*Page extract*:
________________
|a beautiful frosty morning but I want it to be warmer
Saturday was cool but calm. When I went to get Carmem I saw that she was in heat. Oh fun. The first heat is always interesting. In the barn she was wired and started to act all tense and reactive. I decided to not join her in this mood and kept to the program. In the barn that was her standing, ground tied, while I got her ready. A couple (minor) corrections and she was behaving. Still tense but behaving. On our way up to the ring she was a bit bargy and tried to pass me. I just repeated the ground work I had learned from Royce- this is where I expect you to walk and I set the speed.
In the ring I focussed on me being calm and clear in my intentions. I didn't let her tenseness create my own. Instead of being a mirror reflecting her tension I decided that I was a sponge absorbing her tension and letting it flow away. I know that it sounds a bit 'new agey' but it helps me. I had a plan and I wasn't going to be derailed by a dramatic spanish mare. And this is what I love about ground work- all the practice that we had been doing really pays off in these moments- in very little time she was settled into a rhythm and tuned in.
When I got on the tenseness returned but I'm used to that. We started working and, again, I kept to the program. It was kinda like this:
Carmen: oh my god- what's that?
Me: it's Chester (cat). We're bending on our circle
Carmen: but if I bend I can't see- LOOK AT IT, IT'S MOVING!
Me: nope, not trotting. Walking, with bend.
Whistling in the dark.
And this really works. I work hard to not tense myself or start gawking at the same things wondering which one was going to create the big leap-spin-bolt. And because I kept with the program she really didn't have a choice but to join me. In the end we had some beautiful trot work- leg yield, changing across the diagonal. She was taking contact and moving forward in her lovely floaty trot.
|cute puppy photo to break up the wall of text
Sunday was cooler and there was a raw wind. But Cynthia and I decided to persevere. Carmen was definitely more tense and required more careful handling in the ring.
Not more careful.
________________
Data listing
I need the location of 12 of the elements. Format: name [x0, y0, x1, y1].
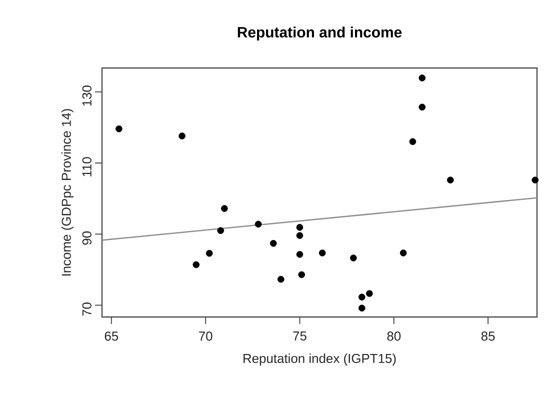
x-tick-label: 75: [293, 332, 306, 341]
y-axis-title: Income (GDPpc Province 14): [61, 109, 74, 276]
x-axis-title: Reputation index (IGPT15): [244, 354, 396, 366]
y-tick-label: 90: [82, 231, 92, 245]
x-tick-label: 70: [199, 332, 212, 341]
x-tick-label: 80: [387, 332, 401, 341]
chart-title: Reputation and income: [238, 26, 402, 40]
y-tick-label: 130: [82, 86, 92, 106]
x-tick-label: 85: [481, 332, 495, 341]
x-tick-label: 65: [104, 332, 118, 341]
y-tick-label: 70: [82, 302, 92, 316]
y-tick-label: 110: [82, 157, 92, 176]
________________
Could you quote the entire blog post about the weekend horse training, word for word? The listing has nothing to do with this.

|a beautiful frosty morning but I want it to be warmer
Saturday was cool but calm. When I went to get Carmem I saw that she was in heat. Oh fun. The first heat is always interesting. In the barn she was wired and started to act all tense and reactive. I decided to not join her in this mood and kept to the program. In the barn that was her standing, ground tied, while I got her ready. A couple (minor) corrections and she was behaving. Still tense but behaving. On our way up to the ring she was a bit bargy and tried to pass me. I just repeated the ground work I had learned from Royce- this is where I expect you to walk and I set the speed.
In the ring I focussed on me being calm and clear in my intentions. I didn't let her tenseness create my own. Instead of being a mirror reflecting her tension I decided that I was a sponge absorbing her tension and letting it flow away. I know that it sounds a bit 'new agey' but it helps me. I had a plan and I wasn't going to be derailed by a dramatic spanish mare. And this is what I love about ground work- all the practice that we had been doing really pays off in these moments- in very little time she was settled into a rhythm and tuned in.
When I got on the tenseness returned but I'm used to that. We started working and, again, I kept to the program. It was kinda like this:
Carmen: oh my god- what's that?
Me: it's Chester (cat). We're bending on our circle
Carmen: but if I bend I can't see- LOOK AT IT, IT'S MOVING!
Me: nope, not trotting. Walking, with bend.
Whistling in the dark.
And this really works. I work hard to not tense myself or start gawking at the same things wondering which one was going to create the big leap-spin-bolt. And because I kept with the program she really didn't have a choice but to join me. In the end we had some beautiful trot work- leg yield, changing across the diagonal. She was taking contact and moving forward in her lovely floaty trot.
|cute puppy photo to break up the wall of text
Sunday was cooler and there was a raw wind. But Cynthia and I decided to persevere. Carmen was definitely more tense and required more careful handling in the ring.
Not more careful.